━━━ TESTO FORNITO ━━━

Chi è oggi Vittorini?
Cosa è vivo e cosa è morto dell'autore di Conversazione in
Sicilia e di Uomini e no, dell'inventore di Americana,
del fondatore del “Politecnico”, del polemista, del direttore dei
celebrati Gettoni, dell'iniziatore della discussione intorno a
«industria e letteratura»? Da quando nel 1974 Maria Corti curò la
stampa del secondo volume delle sue opere narrative nei «Meridiani»,
i romanzi di Vittorini sono stati ristampati col contagocce, tranne
forse Conversazione, il suo capolavoro lirico.
E dopo che, per circa un
ventennio, non c'è stato un solo lettore colto, o aspirante
scrittore, che non si sia cimentato con le sue opere, oggi il flusso
dei suoi lettori è molto diminuito, e anche la critica recente -
Giulio Ferroni, ad esempio - tende a ridimensionarne l'importanza
letteraria. Persino la vicenda del “Politecnico”, in assenza di
ogni discussione su politica e cultura, pare consegnata alla storia.
Anche il “Menabò” di letteratura, la rivista diretta insieme a
Calvino, che fece da battistrada alla neoavanguardia e ai suoi temi,
che hanno occupato il campo per vent'anni, appartiene ormai al
passato. Allora cosa resta di Vittorini, al di là della celebrazione
storica?
A questa domanda pare
rispondere, seppur indirettamente, il documentato ed esauriente
volume di Gian Carlo Ferretti, L'editore Vittorini, che sonda
una parte importante del lavoro dello scrittore siciliano, vissuto a
Milano dagli anni 40 al 1966, anno della morte. Come già fece per
Calvino giornalista, Ferretti ripercorre il lavoro di Vittorini
consulente editoriale e direttore di collane, dal 1933, anno del suo
debutto nell'editoria come traduttore, per arrivare alla creazione
della collana di avanguardia I gettoni nel 1951. Secondo
l'autore i caratteri della ventennale attività di Vittorini sono ben
chiari sin dal suo controverso esordio: «un'articolata
organizzazione e serrata produttività personale, una durezza e
spregiudicatezza nei rapporti (seppur attenuata o mascherata da frasi
rispettose, gentili o scherzose) e nei metodi di lavoro, che reca in
sé anche una dichiarata istanza di personalizzazione, di
utilizzazione originale del lavoro altrui, di trasformazione della
fedeltà del traduttore in creatività dello scrittore».

━━━

LAVORO RICHIESTO |
**A.** Traduci in inglese questa frase del testo su Vittorini: «Persino la vicenda del “Politecnico”, in assenza di ogni discussione su politica e cultura, pare consegnata alla storia.»
**B.** Riprendi il testo su Vittorini e scrivine il seguito, partendo subito dopo la sua ultima frase.

━━━ VOCI DEL DATASET ━━━

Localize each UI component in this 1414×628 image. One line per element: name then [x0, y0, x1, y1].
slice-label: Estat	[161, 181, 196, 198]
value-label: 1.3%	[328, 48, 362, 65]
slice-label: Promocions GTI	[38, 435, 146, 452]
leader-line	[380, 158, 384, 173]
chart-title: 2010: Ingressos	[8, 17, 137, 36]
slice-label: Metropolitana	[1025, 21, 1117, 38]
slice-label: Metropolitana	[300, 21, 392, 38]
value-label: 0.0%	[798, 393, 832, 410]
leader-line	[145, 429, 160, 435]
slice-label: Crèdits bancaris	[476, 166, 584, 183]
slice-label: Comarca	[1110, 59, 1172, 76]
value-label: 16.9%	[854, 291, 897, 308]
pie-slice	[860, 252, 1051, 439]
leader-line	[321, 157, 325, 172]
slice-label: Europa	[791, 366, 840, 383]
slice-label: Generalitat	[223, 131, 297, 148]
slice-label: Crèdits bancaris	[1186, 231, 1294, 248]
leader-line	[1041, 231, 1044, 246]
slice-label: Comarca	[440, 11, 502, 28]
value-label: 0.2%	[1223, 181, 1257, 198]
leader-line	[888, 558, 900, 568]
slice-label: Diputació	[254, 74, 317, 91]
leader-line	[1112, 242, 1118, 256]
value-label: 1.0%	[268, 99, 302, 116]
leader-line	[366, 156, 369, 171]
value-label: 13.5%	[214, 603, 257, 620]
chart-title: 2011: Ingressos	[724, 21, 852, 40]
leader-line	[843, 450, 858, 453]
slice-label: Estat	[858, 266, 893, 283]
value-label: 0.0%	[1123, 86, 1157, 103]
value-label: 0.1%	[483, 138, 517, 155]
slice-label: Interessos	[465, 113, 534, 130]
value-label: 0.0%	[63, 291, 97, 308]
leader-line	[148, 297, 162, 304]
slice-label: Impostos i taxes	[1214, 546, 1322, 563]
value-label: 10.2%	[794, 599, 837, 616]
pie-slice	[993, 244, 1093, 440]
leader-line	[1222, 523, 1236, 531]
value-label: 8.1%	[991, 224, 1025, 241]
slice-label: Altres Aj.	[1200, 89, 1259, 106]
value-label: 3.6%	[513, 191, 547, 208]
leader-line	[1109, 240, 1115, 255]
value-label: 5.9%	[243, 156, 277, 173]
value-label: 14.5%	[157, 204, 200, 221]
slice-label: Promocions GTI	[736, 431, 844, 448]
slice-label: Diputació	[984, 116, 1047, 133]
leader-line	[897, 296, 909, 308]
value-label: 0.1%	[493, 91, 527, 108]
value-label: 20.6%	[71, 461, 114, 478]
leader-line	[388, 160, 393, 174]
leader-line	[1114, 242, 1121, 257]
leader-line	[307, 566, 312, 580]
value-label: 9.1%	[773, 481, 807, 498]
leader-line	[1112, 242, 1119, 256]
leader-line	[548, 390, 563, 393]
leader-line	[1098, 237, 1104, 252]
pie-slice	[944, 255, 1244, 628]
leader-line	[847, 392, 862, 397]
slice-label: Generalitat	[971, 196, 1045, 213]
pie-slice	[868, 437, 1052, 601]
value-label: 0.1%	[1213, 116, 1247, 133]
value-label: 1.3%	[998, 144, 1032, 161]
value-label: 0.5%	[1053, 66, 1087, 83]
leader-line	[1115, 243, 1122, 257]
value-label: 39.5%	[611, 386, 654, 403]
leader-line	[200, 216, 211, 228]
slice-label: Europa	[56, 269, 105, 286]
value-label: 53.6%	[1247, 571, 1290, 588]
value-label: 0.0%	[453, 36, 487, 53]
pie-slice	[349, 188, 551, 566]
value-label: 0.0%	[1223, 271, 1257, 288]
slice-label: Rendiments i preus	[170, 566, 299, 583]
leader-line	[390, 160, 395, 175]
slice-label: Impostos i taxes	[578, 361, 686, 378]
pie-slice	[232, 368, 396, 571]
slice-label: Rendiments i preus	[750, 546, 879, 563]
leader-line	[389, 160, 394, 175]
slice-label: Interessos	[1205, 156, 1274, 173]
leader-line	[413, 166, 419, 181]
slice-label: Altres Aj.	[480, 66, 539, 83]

━━━

ELENCO RISPOSTE |
**A.** Even the story of the “Politecnico,” in the absence of any discussion of politics and culture, seems consigned to history.

**B.**
Vittorini è
un'inconsueta figura di intellettuale-editore che non solo si
preoccupa di scrivere e far pubblicare le proprie opere, ma affianca
a questa attività «tradizionale» quella del curatore di volumi,
del promotore di autori e temi, del redattore e programmatore
editoriale, fino alla direzione di collane e di periodici come
“Corona”, presso Bompiani, e il celebre “Politecnico”, del
1945. Giustamente Ferretti respinge l'ambigua definizione di
«organizzatore di cultura», usata spesso per Vittorini, dato che lo
scrittore siciliano non è solo un redattore-intellettuale ma anche
un redattore-funzionario. Negli anni 40 segue il prodotto-libro in
tutte le sue fasi: scelta dei collaboratori, dei traduttori, dei
titoli, disbrigo della corrispondenza, accordi commerciali,
contratti, editing, illustrazioni, bozze, confezione, stampa,
promozione in libreria e recensioni.
L'energia di cui sembra
dotato Vittorini è enorme, come si comprende anche dalla lettura dei
due volumi di lettere editi sinora da Einaudi e che riguardano gli
anni dal '33 al '43 e dal '45 al 51.
Ma non c'è solo questo
lavoro sui «libri degli altri», c'è anche, in primo luogo, la cura
e la promozione del proprio lavoro. In una efficace lettera a
Bompiani del giugno del 1948 Vittorini si preoccupa della ristampa
dei suoi volumi divisi tra Einaudi, Mondadori e lo stesso Bompiani,
il suo primo vero editore. Egli enuncia il principio che per un
autore che vive del provento dei suoi libri ripresentare le proprie
opere il più spesso possibile e in nuova veste, cioè presso editori
via via diversi, è fondamentale.
Perciò Vittorini cura
con attenzione la ristampa dei suoi romanzi e il continuo passaggio
da un editore all'altro. Del resto dal 1933 al '38 collabora con
Mondadori, poi si trasferisce come collaboratore e autore da
Bompiani, sino al 1941, e dal 1945 diventa uno dei riferimenti per
Einaudi, salvo tornare nel '46 da Bompiani e, dopo la fine del
“Politecnico”, dal '46 al '66, diventare consulente stabile di
Mondadori, mentre ancora dal 1951 al '57 dirige I gettoni
einaudiani.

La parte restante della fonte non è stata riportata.